§ **Challenge**:
Go through the entries below and pick out every line with "name".

§ **Dataset extract**:
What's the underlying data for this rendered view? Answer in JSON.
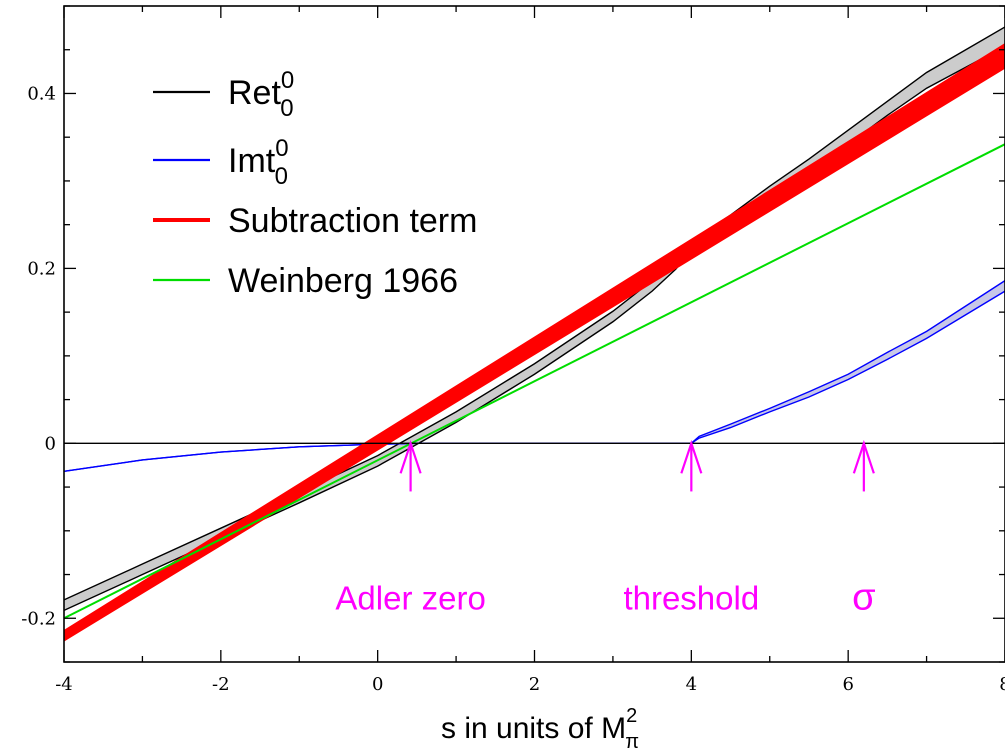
{
  "chart_data": {
    "type": "line",
    "xlabel": {
      "main": "s in units of M",
      "sup": "2",
      "sub": "π"
    },
    "xlim": [
      -4,
      8
    ],
    "ylim": [
      -0.25,
      0.5
    ],
    "x_ticks": [
      -4,
      -2,
      0,
      2,
      4,
      6,
      8
    ],
    "x_tick_labels": [
      "-4",
      "-2",
      "0",
      "2",
      "4",
      "6",
      "8"
    ],
    "y_ticks": [
      -0.2,
      0,
      0.2,
      0.4
    ],
    "y_tick_labels": [
      "-0.2",
      "0",
      "0.2",
      "0.4"
    ],
    "grid": false,
    "legend_position": "top-left",
    "series": [
      {
        "key": "re",
        "legend": {
          "base": "Ret",
          "sup": "0",
          "sub": "0"
        },
        "color": "#000000",
        "band_fill": "#cccccc",
        "x": [
          -4,
          -3,
          -2,
          -1,
          0,
          0.4,
          1,
          2,
          3,
          3.5,
          3.8,
          4,
          4.5,
          5,
          5.5,
          6,
          6.5,
          7,
          7.5,
          8
        ],
        "y": [
          -0.185,
          -0.144,
          -0.103,
          -0.062,
          -0.02,
          0.0,
          0.03,
          0.085,
          0.145,
          0.18,
          0.205,
          0.225,
          0.255,
          0.287,
          0.318,
          0.35,
          0.383,
          0.415,
          0.44,
          0.465
        ],
        "band_halfwidth": [
          0.006,
          0.006,
          0.006,
          0.006,
          0.006,
          0.006,
          0.006,
          0.006,
          0.006,
          0.006,
          0.006,
          0.006,
          0.006,
          0.007,
          0.007,
          0.008,
          0.008,
          0.009,
          0.01,
          0.011
        ]
      },
      {
        "key": "im",
        "legend": {
          "base": "Imt",
          "sup": "0",
          "sub": "0"
        },
        "color": "#0000ff",
        "band_fill": "#c8c8e8",
        "x": [
          -4,
          -3,
          -2,
          -1,
          0,
          0.5,
          4,
          4.1,
          4.5,
          5,
          5.5,
          6,
          6.5,
          7,
          7.5,
          8
        ],
        "y": [
          -0.032,
          -0.019,
          -0.01,
          -0.004,
          -0.001,
          0.0,
          0.0,
          0.007,
          0.02,
          0.038,
          0.056,
          0.076,
          0.1,
          0.124,
          0.152,
          0.18
        ],
        "band_halfwidth": [
          0,
          0,
          0,
          0,
          0,
          0,
          0,
          0.001,
          0.002,
          0.002,
          0.003,
          0.003,
          0.004,
          0.004,
          0.005,
          0.006
        ]
      },
      {
        "key": "sub",
        "legend": {
          "base": "Subtraction term"
        },
        "color": "#ff0000",
        "band_fill": "#ff0000",
        "x": [
          -4,
          8
        ],
        "y": [
          -0.22,
          0.443
        ],
        "band_halfwidth": [
          0.004,
          0.012
        ]
      },
      {
        "key": "wein",
        "legend": {
          "base": "Weinberg 1966"
        },
        "color": "#00dd00",
        "x": [
          -4,
          8
        ],
        "y": [
          -0.2,
          0.342
        ]
      }
    ],
    "annotations": [
      {
        "name": "adler-zero-annotation",
        "text": "Adler zero",
        "x": 0.42,
        "label_y": -0.19,
        "arrow_from_y": -0.055,
        "arrow_to_y": 0.0,
        "color": "#ff00ff"
      },
      {
        "name": "threshold-annotation",
        "text": "threshold",
        "x": 4.0,
        "label_y": -0.19,
        "arrow_from_y": -0.055,
        "arrow_to_y": 0.0,
        "color": "#ff00ff"
      },
      {
        "name": "sigma-annotation",
        "text": "σ",
        "x": 6.2,
        "label_y": -0.19,
        "arrow_from_y": -0.055,
        "arrow_to_y": 0.0,
        "color": "#ff00ff"
      }
    ]
  }
}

§ **Response to this task**:
        "name": "adler-zero-annotation",
        "name": "threshold-annotation",
        "name": "sigma-annotation",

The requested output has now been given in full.